**What needs to be done:**
Scan the material below for the string "Roque", and copy every line where it shows up.
[Opening Input records section]
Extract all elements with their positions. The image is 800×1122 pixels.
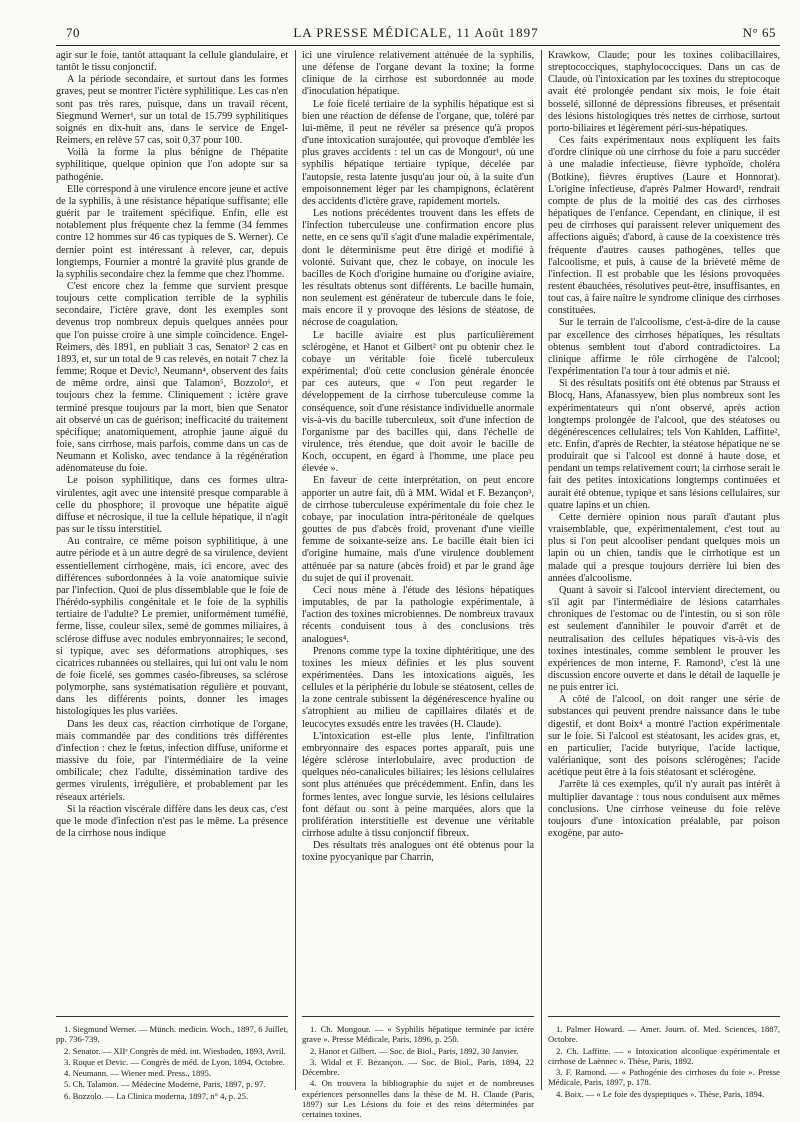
footnote-rule <box>56 1016 288 1017</box>
footnote: 3. F. Ramond. — « Pathogénie des cirrhoses du foie ». Presse Médicale, Paris, 1897, p. 178. <box>548 1067 780 1088</box>
paragraph: Cette dernière opinion nous paraît d'autant plus vraisemblable, que, expérimentalement, c'est tout au plus si l'on peut alcooliser pendant quelques mois un lapin ou un chien, tandis que le cirrhotique est un malade qui a presque toujours derrière lui bien des années d'alcoolisme. <box>548 511 780 584</box>
text-column-3 <box>548 50 780 1014</box>
text-column-2 <box>302 50 534 1014</box>
footnote: 4. On trouvera la bibliographie du sujet et de nombreuses expériences personnelles dans la thèse de M. H. Claude (Paris, 1897) sur Les Lésions du foie et des reins déterminées par certaines toxines. <box>302 1078 534 1120</box>
footnote: 1. Siegmund Werner. — Münch. medicin. Woch., 1897, 6 Juillet, pp. 736-739. <box>56 1024 288 1045</box>
paragraph: Si la réaction viscérale diffère dans les deux cas, c'est que le mode d'infection n'est pas le même. La présence de la cirrhose nous indique <box>56 803 288 839</box>
paragraph: Au contraire, ce même poison syphilitique, à une autre période et à un autre degré de sa virulence, devient essentiellement cirrhogène, mais, ici encore, avec des différences subordonnées à la voie anatomique suivie par l'infection. Quoi de plus dissemblable que le foie de l'hérédo-syphilis congénitale et le foie de la syphilis tertiaire de l'adulte? Le premier, uniformément tuméfié, ferme, lisse, couleur silex, semé de gommes miliaires, à sclérose diffuse avec nodules embryonnaires; le second, si typique, avec ses déformations atrophiques, ses cicatrices rubannées ou stellaires, qui lui ont valu le nom de foie ficelé, ses gommes caséo-fibreuses, sa sclérose polymorphe, sans systématisation régulière et pouvant, dans les différents points, donner les images histologiques les plus variées. <box>56 536 288 718</box>
paragraph: Le foie ficelé tertiaire de la syphilis hépatique est si bien une réaction de défense de l'organe, que, toléré par lui-même, il peut ne révéler sa présence qu'à propos d'une intoxication surajoutée, qui provoque d'emblée les plus graves accidents : tel un cas de Mongour¹, où une syphilis hépatique tertiaire typique, décelée par l'autopsie, resta latente jusqu'au jour où, à la suite d'un empoisonnement léger par les champignons, éclatèrent des accidents d'ictère grave, rapidement mortels. <box>302 98 534 207</box>
paragraph: C'est encore chez la femme que survient presque toujours cette complication terrible de la syphilis secondaire, l'ictère grave, dont les exemples sont devenus trop nombreux depuis quelques années pour que l'on puisse croire à une simple coïncidence. Engel-Reimers, dès 1891, en publiait 3 cas, Senator² 2 cas en 1893, et, sur un total de 9 cas relevés, en notait 7 chez la femme; Roque et Devic³, Neumann⁴, observent des faits de même ordre, ainsi que Talamon⁵, Bozzolo⁶, et toujours chez la femme. Cliniquement : ictère grave terminé presque toujours par la mort, bien que Senator ait observé un cas de guérison; inefficacité du traitement spécifique; anatomiquement, atrophie jaune aiguë du foie, sans cirrhose, mais parfois, comme dans un cas de Neumann et Kolisko, avec tendance à la régénération adénomateuse du foie. <box>56 280 288 475</box>
article-body <box>56 50 780 1014</box>
paragraph: Quant à savoir si l'alcool intervient directement, ou s'il agit par l'intermédiaire de lésions catarrhales chroniques de l'estomac ou de l'intestin, ou si son rôle est seulement d'annihiler le pouvoir d'arrêt et de neutralisation des cellules hépatiques vis-à-vis des toxines intestinales, comme semblent le prouver les expériences de mon interne, F. Ramond³, c'est là une discussion encore ouverte et dans le détail de laquelle je ne puis entrer ici. <box>548 584 780 694</box>
paragraph: En faveur de cette interprétation, on peut encore apporter un autre fait, dû à MM. Widal et F. Bezançon³, de cirrhose tuberculeuse expérimentale du foie chez le cobaye, par inoculation intra-péritonéale de quelques gouttes de pus d'abcès froid, provenant d'une vieille femme de soixante-seize ans. Le bacille était bien ici d'origine humaine, mais d'une virulence doublement atténuée par sa nature (abcès froid) et par le grand âge du sujet de qui il provenait. <box>302 475 534 584</box>
journal-title: LA PRESSE MÉDICALE, 11 Août 1897 <box>293 25 539 40</box>
paragraph: L'intoxication est-elle plus lente, l'infiltration embryonnaire des espaces portes apparaît, puis une légère sclérose interlobulaire, avec production de quelques néo-canalicules biliaires; les lésions cellulaires sont plus atténuées que précédemment. Enfin, dans les formes lentes, avec longue survie, les lésions cellulaires font défaut ou sont à peine marquées, alors que la prolifération interstitielle est devenue une véritable cirrhose adulte à tissu conjonctif fibreux. <box>302 730 534 839</box>
footnotes-column-3 <box>548 1024 780 1114</box>
footnote: 1. Palmer Howard. — Amer. Journ. of. Med. Sciences, 1887, Octobre. <box>548 1024 780 1045</box>
paragraph: Ceci nous mène à l'étude des lésions hépatiques imputables, de par la pathologie expérimentale, à l'action des toxines microbiennes. De nombreux travaux récents conduisent tous à des conclusions très analogues⁴. <box>302 584 534 645</box>
paragraph: Dans les deux cas, réaction cirrhotique de l'organe, mais commandée par des conditions très différentes d'infection : chez le fœtus, infection diffuse, uniforme et massive du foie, par l'intermédiaire de la veine ombilicale; chez l'adulte, dissémination tardive des germes virulents, irrégulière, et probablement par les réseaux artériels. <box>56 718 288 803</box>
paragraph: A la période secondaire, et surtout dans les formes graves, peut se montrer l'ictère syphilitique. Les cas n'en sont pas très rares, puisque, dans un travail récent, Siegmund Werner¹, sur un total de 15.799 syphilitiques soignés en dix-huit ans, dans le service de Engel-Reimers, en relève 57 cas, soit 0,37 pour 100. <box>56 74 288 147</box>
footnote: 1. Ch. Mongour. — « Syphilis hépatique terminée par ictère grave ». Presse Médicale, Paris, 1896, p. 250. <box>302 1024 534 1045</box>
footnote: 6. Bozzolo. — La Clinica moderna, 1897, n° 4, p. 25. <box>64 1090 249 1101</box>
paragraph: Voilà la forme la plus bénigne de l'hépatite syphilitique, quelque opinion que l'on adopte sur sa pathogénie. <box>56 147 288 183</box>
paragraph: Prenons comme type la toxine diphtéritique, une des toxines les mieux définies et les plus souvent expérimentées. Dans les intoxications aiguës, les cellules et la périphérie du lobule se stéatosent, celles de la zone centrale subissent la dégénérescence hyaline ou s'atrophient au milieu de capillaires dilatés et de leucocytes exsudés entre les travées (H. Claude). <box>302 645 534 730</box>
footnote: 2. Senator. — XIIᵉ Congrès de méd. int. Wiesbaden, 1893, Avril. <box>64 1045 286 1056</box>
footnote: 3. Roque et Devic. — Congrès de méd. de Lyon, 1894, Octobre. <box>64 1056 285 1067</box>
paragraph: agir sur le foie, tantôt attaquant la cellule glandulaire, et tantôt le tissu conjonctif. <box>56 50 288 74</box>
paragraph: Elle correspond à une virulence encore jeune et active de la syphilis, à une résistance hépatique suffisante; elle guérit par le traitement spécifique. Enfin, elle est notablement plus fréquente chez la femme (34 femmes contre 12 hommes sur 46 cas typiques de S. Werner). Ce dernier point est intéressant à relever, car, depuis longtemps, Fournier a montré la gravité plus grande de la syphilis secondaire chez la femme que chez l'homme. <box>56 183 288 280</box>
header-rule <box>56 45 780 46</box>
issue-number: N° 65 <box>742 25 776 40</box>
paragraph: ici une virulence relativement atténuée de la syphilis, une défense de l'organe devant la toxine; la forme clinique de la cirrhose est subordonnée au mode d'inoculation hépatique. <box>302 50 534 98</box>
footnotes-column-2 <box>302 1024 534 1120</box>
paragraph: Krawkow, Claude; pour les toxines colibacillaires, streptococciques, staphylococciques. Dans un cas de Claude, où l'intoxication par les toxines du streptocoque avait été prolongée pendant six mois, le foie était bosselé, sillonné de dépressions fibreuses, et présentait des lésions histologiques très nettes de cirrhose, surtout porto-biliaires et légèrement péri-sus-hépatiques. <box>548 50 780 134</box>
footnote: 2. Hanot et Gilbert. — Soc. de Biol., Paris, 1892, 30 Janvier. <box>310 1045 519 1056</box>
footnote: 5. Ch. Talamon. — Médecine Moderne, Paris, 1897, p. 97. <box>64 1079 266 1090</box>
paragraph: Le poison syphilitique, dans ces formes ultra-virulentes, agit avec une intensité presque comparable à celle du phosphore; il provoque une hépatite aiguë diffuse et nécrosique, il tue la cellule hépatique, il n'agit pas sur le tissu interstitiel. <box>56 475 288 536</box>
footnote-rule <box>548 1016 780 1017</box>
paragraph: Les notions précédentes trouvent dans les effets de l'infection tuberculeuse une confirmation encore plus nette, en ce sens qu'il s'agit d'une maladie expérimentale, dont le déterminisme peut être dirigé et modifié à volonté. Suivant que, chez le cobaye, on inocule les bacilles de Koch d'origine humaine ou d'origine aviaire, les résultats obtenus sont différents. Le bacille humain, non seulement est générateur de tubercule dans le foie, mais encore il y provoque des lésions de stéatose, de nécrose de coagulation. <box>302 208 534 329</box>
paragraph: Le bacille aviaire est plus particulièrement sclérogène, et Hanot et Gilbert² ont pu obtenir chez le cobaye un véritable foie ficelé tuberculeux expérimental; d'où cette conclusion générale énoncée par ces auteurs, que « l'on peut regarder le développement de la cirrhose tuberculeuse comme la conséquence, soit d'une résistance individuelle anormale vis-à-vis du bacille tuberculeux, soit d'une infection de l'organisme par des bacilles qui, dans l'échelle de virulence, très étendue, que doit avoir le bacille de Koch, occupent, en égard à l'homme, une place peu élevée ». <box>302 329 534 475</box>
footnote: 2. Ch. Laffitte. — « Intoxication alcoolique expérimentale et cirrhose de Laënnec ». Thèse, Paris, 1892. <box>548 1045 780 1066</box>
footnotes-column-1 <box>56 1024 288 1114</box>
page-number: 70 <box>66 25 80 40</box>
paragraph: Des résultats très analogues ont été obtenus pour la toxine pyocyanique par Charrin, <box>302 840 534 864</box>
footnote: 4. Boix. — « Le foie des dyspeptiques ». Thèse, Paris, 1894. <box>556 1088 765 1099</box>
footnote: 3. Widal et F. Bezançon. — Soc. de Biol., Paris, 1894, 22 Décembre. <box>302 1056 534 1078</box>
footnote: 4. Neumann. — Wiener med. Press., 1895. <box>64 1068 211 1079</box>
paragraph: Ces faits expérimentaux nous expliquent les faits d'ordre clinique où une cirrhose du foie a paru succéder à une maladie infectieuse, fièvre typhoïde, choléra (Botkine), fièvres éruptives (Laure et Honnorat). L'origine infectieuse, d'après Palmer Howard¹, rendrait compte de plus de la moitié des cas des cirrhoses hépatiques de l'enfance. Cependant, en clinique, il est peu de cirrhoses qui paraissent relever uniquement des affections aiguës; d'abord, à cause de la coexistence très fréquente d'autres causes pathogènes, telles que l'alcoolisme, et puis, à cause de la brièveté même de l'infection. Il est probable que les lésions provoquées restent ébauchées, résolutives peut-être, insuffisantes, en tout cas, à faire naître le syndrome clinique des cirrhoses constituées. <box>548 135 780 317</box>
paragraph: J'arrête là ces exemples, qu'il n'y aurait pas intérêt à multiplier davantage : tous nous conduisent aux mêmes conclusions. Une cirrhose veineuse du foie relève toujours d'une intoxication préalable, par poison exogène, par auto- <box>548 779 780 839</box>
paragraph: Sur le terrain de l'alcoolisme, c'est-à-dire de la cause par excellence des cirrhoses hépatiques, les résultats obtenus semblent tout d'abord contradictoires. La clinique affirme le rôle cirrhogène de l'alcool; l'expérimentation l'a tour à tour admis et nié. <box>548 317 780 378</box>
paragraph: Si des résultats positifs ont été obtenus par Strauss et Blocq, Hans, Afanassyew, bien plus nombreux sont les expérimentateurs qui n'ont observé, après action longtemps prolongée de l'alcool, que des stéatoses ou dégénérescences cellulaires; tels Von Kahlden, Laffitte², etc. Enfin, d'après de Rechter, la stéatose hépatique ne se produirait que si l'alcool est donné à haute dose, et pendant un temps relativement court; la cirrhose serait le fait des petites intoxications longtemps continuées et aurait été obtenue, typique et sans lésions cellulaires, sur quatre lapins et un chien. <box>548 378 780 511</box>
text-column-1 <box>56 50 288 1014</box>
paragraph: A côté de l'alcool, on doit ranger une série de substances qui peuvent prendre naissance dans le tube digestif, et dont Boix⁴ a montré l'action expérimentale sur le foie. Si l'alcool est stéatosant, les acides gras, et, en particulier, l'acide butyrique, l'acide lactique, valérianique, sont des poisons sclérogènes; l'acide acétique peut être à la fois stéatosant et sclérogène. <box>548 694 780 779</box>
running-header <box>56 25 776 43</box>
footnote-rule <box>302 1016 534 1017</box>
[Closing Input records section]
**Completed exercise:**
paragraph: C'est encore chez la femme que survient presque toujours cette complication terrible de la syphilis secondaire, l'ictère grave, dont les exemples sont devenus trop nombreux depuis quelques années pour que l'on puisse croire à une simple coïncidence. Engel-Reimers, dès 1891, en publiait 3 cas, Senator² 2 cas en 1893, et, sur un total de 9 cas relevés, en notait 7 chez la femme; Roque et Devic³, Neumann⁴, observent des faits de même ordre, ainsi que Talamon⁵, Bozzolo⁶, et toujours chez la femme. Cliniquement : ictère grave terminé presque toujours par la mort, bien que Senator ait observé un cas de guérison; inefficacité du traitement spécifique; anatomiquement, atrophie jaune aiguë du foie, sans cirrhose, mais parfois, comme dans un cas de Neumann et Kolisko, avec tendance à la régénération adénomateuse du foie. <box>56 280 288 475</box>
footnote: 3. Roque et Devic. — Congrès de méd. de Lyon, 1894, Octobre. <box>64 1056 285 1067</box>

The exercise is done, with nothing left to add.